» **Work to complete**
Only lines with the word "Plane" are needed; collect each of them from the listing below.

[START Data provided]

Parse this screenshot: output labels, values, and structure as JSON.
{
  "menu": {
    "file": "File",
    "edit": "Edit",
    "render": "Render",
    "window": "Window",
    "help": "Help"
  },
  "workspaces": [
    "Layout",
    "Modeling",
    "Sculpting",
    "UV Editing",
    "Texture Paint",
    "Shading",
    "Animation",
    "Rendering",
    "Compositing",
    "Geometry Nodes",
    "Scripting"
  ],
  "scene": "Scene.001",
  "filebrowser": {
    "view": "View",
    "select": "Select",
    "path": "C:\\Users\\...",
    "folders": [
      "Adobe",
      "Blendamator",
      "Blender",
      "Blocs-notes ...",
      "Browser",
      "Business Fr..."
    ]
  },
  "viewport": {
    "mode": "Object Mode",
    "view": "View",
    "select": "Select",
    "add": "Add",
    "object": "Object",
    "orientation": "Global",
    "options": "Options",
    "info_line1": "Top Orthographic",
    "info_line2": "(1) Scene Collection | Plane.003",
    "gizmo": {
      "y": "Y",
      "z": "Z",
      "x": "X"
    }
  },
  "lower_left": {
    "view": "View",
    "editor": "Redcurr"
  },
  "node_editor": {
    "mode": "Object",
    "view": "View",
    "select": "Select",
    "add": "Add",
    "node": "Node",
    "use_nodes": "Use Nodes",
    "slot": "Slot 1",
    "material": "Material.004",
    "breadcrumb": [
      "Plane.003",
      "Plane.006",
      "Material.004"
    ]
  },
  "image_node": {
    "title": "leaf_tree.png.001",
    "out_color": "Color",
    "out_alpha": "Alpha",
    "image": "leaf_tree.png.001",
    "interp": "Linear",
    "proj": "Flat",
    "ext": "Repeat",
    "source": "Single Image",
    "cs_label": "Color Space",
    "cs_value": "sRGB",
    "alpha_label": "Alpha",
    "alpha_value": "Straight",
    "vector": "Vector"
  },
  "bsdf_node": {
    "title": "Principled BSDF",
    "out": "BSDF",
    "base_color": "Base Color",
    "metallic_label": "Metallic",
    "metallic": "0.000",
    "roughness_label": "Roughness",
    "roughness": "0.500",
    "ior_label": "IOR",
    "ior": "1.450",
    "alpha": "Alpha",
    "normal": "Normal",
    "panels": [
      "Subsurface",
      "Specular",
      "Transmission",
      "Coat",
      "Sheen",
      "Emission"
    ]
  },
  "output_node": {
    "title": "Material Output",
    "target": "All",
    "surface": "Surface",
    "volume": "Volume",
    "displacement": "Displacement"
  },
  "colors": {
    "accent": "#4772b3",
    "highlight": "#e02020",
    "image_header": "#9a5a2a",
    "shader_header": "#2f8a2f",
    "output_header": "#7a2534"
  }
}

[END Data provided]

» **Solution to the exercise**
    "info_line2": "(1) Scene Collection | Plane.003",
      "Plane.003",
      "Plane.006",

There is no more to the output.